+++ RECORDS SHOWN +++

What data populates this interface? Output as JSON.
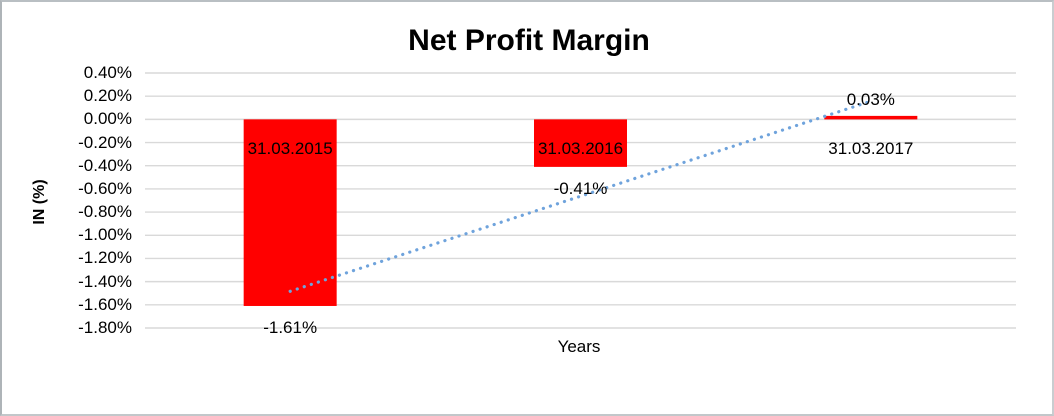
{
  "frame": {
    "background": "#FFFFFF",
    "border_color": "#BEC4C8"
  },
  "chart_data": {
    "type": "bar",
    "title": "Net Profit Margin",
    "xlabel": "Years",
    "ylabel": "IN (%)",
    "categories": [
      "31.03.2015",
      "31.03.2016",
      "31.03.2017"
    ],
    "values": [
      -1.61,
      -0.41,
      0.03
    ],
    "value_labels": [
      "-1.61%",
      "-0.41%",
      "0.03%"
    ],
    "series_name": "Net Profit Margin",
    "y_ticks": [
      0.4,
      0.2,
      0.0,
      -0.2,
      -0.4,
      -0.6,
      -0.8,
      -1.0,
      -1.2,
      -1.4,
      -1.6,
      -1.8
    ],
    "y_tick_labels": [
      "0.40%",
      "0.20%",
      "0.00%",
      "-0.20%",
      "-0.40%",
      "-0.60%",
      "-0.80%",
      "-1.00%",
      "-1.20%",
      "-1.40%",
      "-1.60%",
      "-1.80%"
    ],
    "ylim": [
      -1.8,
      0.4
    ],
    "grid": true,
    "legend": false,
    "bar_color": "#FF0000",
    "gridline_color": "#D9D9D9",
    "text_color": "#000000",
    "trendline": {
      "type": "linear",
      "style": "dotted",
      "color": "#6FA3DC"
    }
  }
}
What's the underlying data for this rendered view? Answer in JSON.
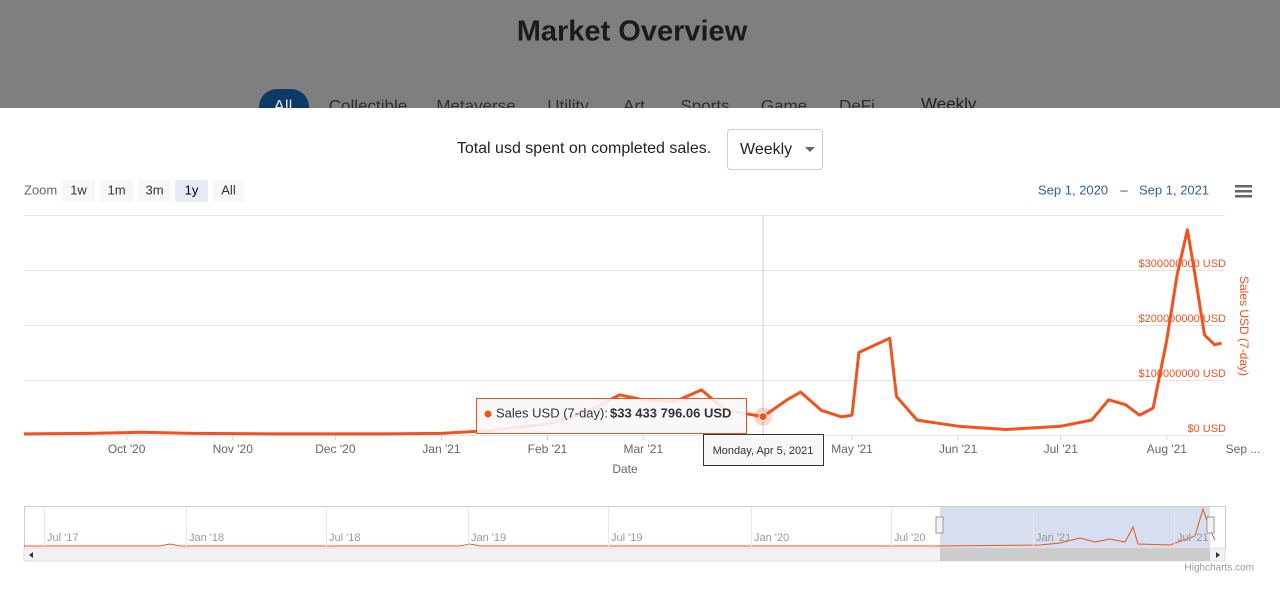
{
  "header": {
    "title": "Market Overview",
    "tabs": [
      "All",
      "Collectible",
      "Metaverse",
      "Utility",
      "Art",
      "Sports",
      "Game",
      "DeFi"
    ],
    "period": "Weekly"
  },
  "chart_data": {
    "type": "line",
    "title": "Total usd spent on completed sales.",
    "period_select": "Weekly",
    "zoom_label": "Zoom",
    "zoom_buttons": [
      "1w",
      "1m",
      "3m",
      "1y",
      "All"
    ],
    "selected_zoom": "1y",
    "range_from": "Sep 1, 2020",
    "range_separator": "–",
    "range_to": "Sep 1, 2021",
    "x_label": "Date",
    "y_label": "Sales USD (7-day)",
    "x": [
      "2020-09-01",
      "2020-09-20",
      "2020-10-05",
      "2020-10-20",
      "2020-11-15",
      "2020-12-15",
      "2021-01-01",
      "2021-01-15",
      "2021-02-01",
      "2021-02-12",
      "2021-02-22",
      "2021-03-01",
      "2021-03-10",
      "2021-03-18",
      "2021-03-25",
      "2021-04-05",
      "2021-04-12",
      "2021-04-16",
      "2021-04-22",
      "2021-04-28",
      "2021-05-01",
      "2021-05-03",
      "2021-05-12",
      "2021-05-14",
      "2021-05-20",
      "2021-06-01",
      "2021-06-15",
      "2021-07-01",
      "2021-07-10",
      "2021-07-15",
      "2021-07-20",
      "2021-07-24",
      "2021-07-28",
      "2021-08-01",
      "2021-08-04",
      "2021-08-07",
      "2021-08-09",
      "2021-08-12",
      "2021-08-15",
      "2021-08-17"
    ],
    "series": [
      {
        "name": "Sales USD (7-day)",
        "color": "#f4511e",
        "values": [
          2000000,
          3000000,
          5000000,
          3000000,
          2000000,
          2000000,
          3000000,
          8000000,
          20000000,
          40000000,
          73000000,
          64000000,
          60000000,
          82000000,
          45000000,
          33433796.06,
          64000000,
          78000000,
          45000000,
          33000000,
          36000000,
          150000000,
          176000000,
          70000000,
          27000000,
          16000000,
          10000000,
          16000000,
          27000000,
          64000000,
          55000000,
          36000000,
          49000000,
          173000000,
          291000000,
          373000000,
          300000000,
          182000000,
          164000000,
          167000000
        ],
        "value_labels": [
          null,
          null,
          null,
          null,
          null,
          null,
          null,
          null,
          null,
          null,
          null,
          null,
          null,
          null,
          null,
          "$33 433 796.06 USD",
          null,
          null,
          null,
          null,
          null,
          null,
          null,
          null,
          null,
          null,
          null,
          null,
          null,
          null,
          null,
          null,
          null,
          null,
          null,
          null,
          null,
          null,
          null,
          null
        ]
      }
    ],
    "xlim": [
      "2020-09-01",
      "2021-08-18"
    ],
    "xticks": [
      {
        "value": "2020-10-01",
        "label": "Oct '20"
      },
      {
        "value": "2020-11-01",
        "label": "Nov '20"
      },
      {
        "value": "2020-12-01",
        "label": "Dec '20"
      },
      {
        "value": "2021-01-01",
        "label": "Jan '21"
      },
      {
        "value": "2021-02-01",
        "label": "Feb '21"
      },
      {
        "value": "2021-03-01",
        "label": "Mar '21"
      },
      {
        "value": "2021-04-01",
        "label": "Apr '21"
      },
      {
        "value": "2021-05-01",
        "label": "May '21"
      },
      {
        "value": "2021-06-01",
        "label": "Jun '21"
      },
      {
        "value": "2021-07-01",
        "label": "Jul '21"
      },
      {
        "value": "2021-08-01",
        "label": "Aug '21"
      },
      {
        "value": "2021-09-01",
        "label": "Sep ..."
      }
    ],
    "ylim": [
      0,
      400000000
    ],
    "yticks": [
      {
        "value": 0,
        "label": "$0 USD"
      },
      {
        "value": 100000000,
        "label": "$100000000 USD"
      },
      {
        "value": 200000000,
        "label": "$200000000 USD"
      },
      {
        "value": 300000000,
        "label": "$300000000 USD"
      }
    ],
    "grid": true,
    "tooltip": {
      "label": "Sales USD (7-day):",
      "date": "Monday, Apr 5, 2021"
    },
    "navigator": {
      "labels": [
        "Jul '17",
        "Jan '18",
        "Jul '18",
        "Jan '19",
        "Jul '19",
        "Jan '20",
        "Jul '20",
        "Jan '21",
        "Jul '21"
      ]
    },
    "credits": "Highcharts.com"
  }
}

+++

Transcribe the preceding listing in its entirety and with exact wording, leaving out pictures.

What data populates this interface? Output as JSON.
{
  "frame": {
    "background": "#FFFFFF",
    "border_color": "#BEC4C8"
  },
  "chart_data": {
    "type": "bar",
    "title": "Net Profit Margin",
    "xlabel": "Years",
    "ylabel": "IN (%)",
    "categories": [
      "31.03.2015",
      "31.03.2016",
      "31.03.2017"
    ],
    "values": [
      -1.61,
      -0.41,
      0.03
    ],
    "value_labels": [
      "-1.61%",
      "-0.41%",
      "0.03%"
    ],
    "series_name": "Net Profit Margin",
    "y_ticks": [
      0.4,
      0.2,
      0.0,
      -0.2,
      -0.4,
      -0.6,
      -0.8,
      -1.0,
      -1.2,
      -1.4,
      -1.6,
      -1.8
    ],
    "y_tick_labels": [
      "0.40%",
      "0.20%",
      "0.00%",
      "-0.20%",
      "-0.40%",
      "-0.60%",
      "-0.80%",
      "-1.00%",
      "-1.20%",
      "-1.40%",
      "-1.60%",
      "-1.80%"
    ],
    "ylim": [
      -1.8,
      0.4
    ],
    "grid": true,
    "legend": false,
    "bar_color": "#FF0000",
    "gridline_color": "#D9D9D9",
    "text_color": "#000000",
    "trendline": {
      "type": "linear",
      "style": "dotted",
      "color": "#6FA3DC"
    }
  }
}
What's the underlying data for this rendered view? Answer in JSON.
{
  "header": {
    "title": "Market Overview",
    "tabs": [
      "All",
      "Collectible",
      "Metaverse",
      "Utility",
      "Art",
      "Sports",
      "Game",
      "DeFi"
    ],
    "period": "Weekly"
  },
  "chart_data": {
    "type": "line",
    "title": "Total usd spent on completed sales.",
    "period_select": "Weekly",
    "zoom_label": "Zoom",
    "zoom_buttons": [
      "1w",
      "1m",
      "3m",
      "1y",
      "All"
    ],
    "selected_zoom": "1y",
    "range_from": "Sep 1, 2020",
    "range_separator": "–",
    "range_to": "Sep 1, 2021",
    "x_label": "Date",
    "y_label": "Sales USD (7-day)",
    "x": [
      "2020-09-01",
      "2020-09-20",
      "2020-10-05",
      "2020-10-20",
      "2020-11-15",
      "2020-12-15",
      "2021-01-01",
      "2021-01-15",
      "2021-02-01",
      "2021-02-12",
      "2021-02-22",
      "2021-03-01",
      "2021-03-10",
      "2021-03-18",
      "2021-03-25",
      "2021-04-05",
      "2021-04-12",
      "2021-04-16",
      "2021-04-22",
      "2021-04-28",
      "2021-05-01",
      "2021-05-03",
      "2021-05-12",
      "2021-05-14",
      "2021-05-20",
      "2021-06-01",
      "2021-06-15",
      "2021-07-01",
      "2021-07-10",
      "2021-07-15",
      "2021-07-20",
      "2021-07-24",
      "2021-07-28",
      "2021-08-01",
      "2021-08-04",
      "2021-08-07",
      "2021-08-09",
      "2021-08-12",
      "2021-08-15",
      "2021-08-17"
    ],
    "series": [
      {
        "name": "Sales USD (7-day)",
        "color": "#f4511e",
        "values": [
          2000000,
          3000000,
          5000000,
          3000000,
          2000000,
          2000000,
          3000000,
          8000000,
          20000000,
          40000000,
          73000000,
          64000000,
          60000000,
          82000000,
          45000000,
          33433796.06,
          64000000,
          78000000,
          45000000,
          33000000,
          36000000,
          150000000,
          176000000,
          70000000,
          27000000,
          16000000,
          10000000,
          16000000,
          27000000,
          64000000,
          55000000,
          36000000,
          49000000,
          173000000,
          291000000,
          373000000,
          300000000,
          182000000,
          164000000,
          167000000
        ],
        "value_labels": [
          null,
          null,
          null,
          null,
          null,
          null,
          null,
          null,
          null,
          null,
          null,
          null,
          null,
          null,
          null,
          "$33 433 796.06 USD",
          null,
          null,
          null,
          null,
          null,
          null,
          null,
          null,
          null,
          null,
          null,
          null,
          null,
          null,
          null,
          null,
          null,
          null,
          null,
          null,
          null,
          null,
          null,
          null
        ]
      }
    ],
    "xlim": [
      "2020-09-01",
      "2021-08-18"
    ],
    "xticks": [
      {
        "value": "2020-10-01",
        "label": "Oct '20"
      },
      {
        "value": "2020-11-01",
        "label": "Nov '20"
      },
      {
        "value": "2020-12-01",
        "label": "Dec '20"
      },
      {
        "value": "2021-01-01",
        "label": "Jan '21"
      },
      {
        "value": "2021-02-01",
        "label": "Feb '21"
      },
      {
        "value": "2021-03-01",
        "label": "Mar '21"
      },
      {
        "value": "2021-04-01",
        "label": "Apr '21"
      },
      {
        "value": "2021-05-01",
        "label": "May '21"
      },
      {
        "value": "2021-06-01",
        "label": "Jun '21"
      },
      {
        "value": "2021-07-01",
        "label": "Jul '21"
      },
      {
        "value": "2021-08-01",
        "label": "Aug '21"
      },
      {
        "value": "2021-09-01",
        "label": "Sep ..."
      }
    ],
    "ylim": [
      0,
      400000000
    ],
    "yticks": [
      {
        "value": 0,
        "label": "$0 USD"
      },
      {
        "value": 100000000,
        "label": "$100000000 USD"
      },
      {
        "value": 200000000,
        "label": "$200000000 USD"
      },
      {
        "value": 300000000,
        "label": "$300000000 USD"
      }
    ],
    "grid": true,
    "tooltip": {
      "label": "Sales USD (7-day):",
      "date": "Monday, Apr 5, 2021"
    },
    "navigator": {
      "labels": [
        "Jul '17",
        "Jan '18",
        "Jul '18",
        "Jan '19",
        "Jul '19",
        "Jan '20",
        "Jul '20",
        "Jan '21",
        "Jul '21"
      ]
    },
    "credits": "Highcharts.com"
  }
}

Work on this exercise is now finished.